**What this task involves**
Can you transcribe the data exactly? Leave the pictures out.

Stored items from a collection:
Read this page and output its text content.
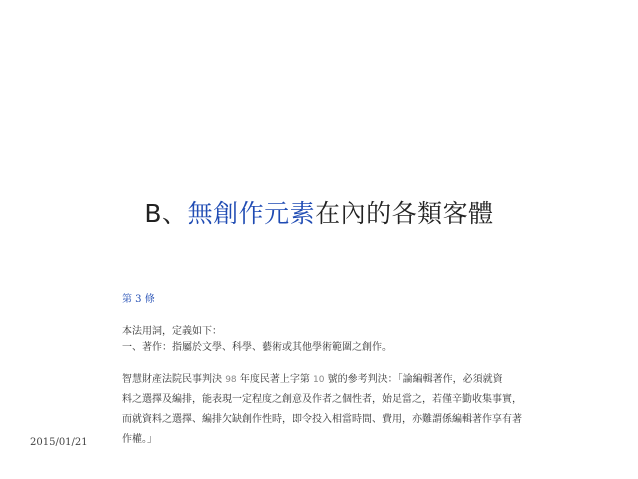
B、無創作元素在內的各類客體
第 3 條

本法用詞，定義如下：

一、著作：指屬於文學、科學、藝術或其他學術範圍之創作。

智慧財產法院民事判決 98 年度民著上字第 10 號的參考判決：「論編輯著作，必須就資
料之選擇及編排，能表現一定程度之創意及作者之個性者，始足當之，若僅辛勤收集事實，
而就資料之選擇、編排欠缺創作性時，即令投入相當時間、費用，亦難謂係編輯著作享有著
作權。」
2015/01/21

**Written answer**
Read this page and output its text content.
B、無創作元素在內的各類客體
第 3 條

本法用詞，定義如下：

一、著作：指屬於文學、科學、藝術或其他學術範圍之創作。

智慧財產法院民事判決 98 年度民著上字第 10 號的參考判決：「論編輯著作，必須就資
料之選擇及編排，能表現一定程度之創意及作者之個性者，始足當之，若僅辛勤收集事實，
而就資料之選擇、編排欠缺創作性時，即令投入相當時間、費用，亦難謂係編輯著作享有著
作權。」
2015/01/21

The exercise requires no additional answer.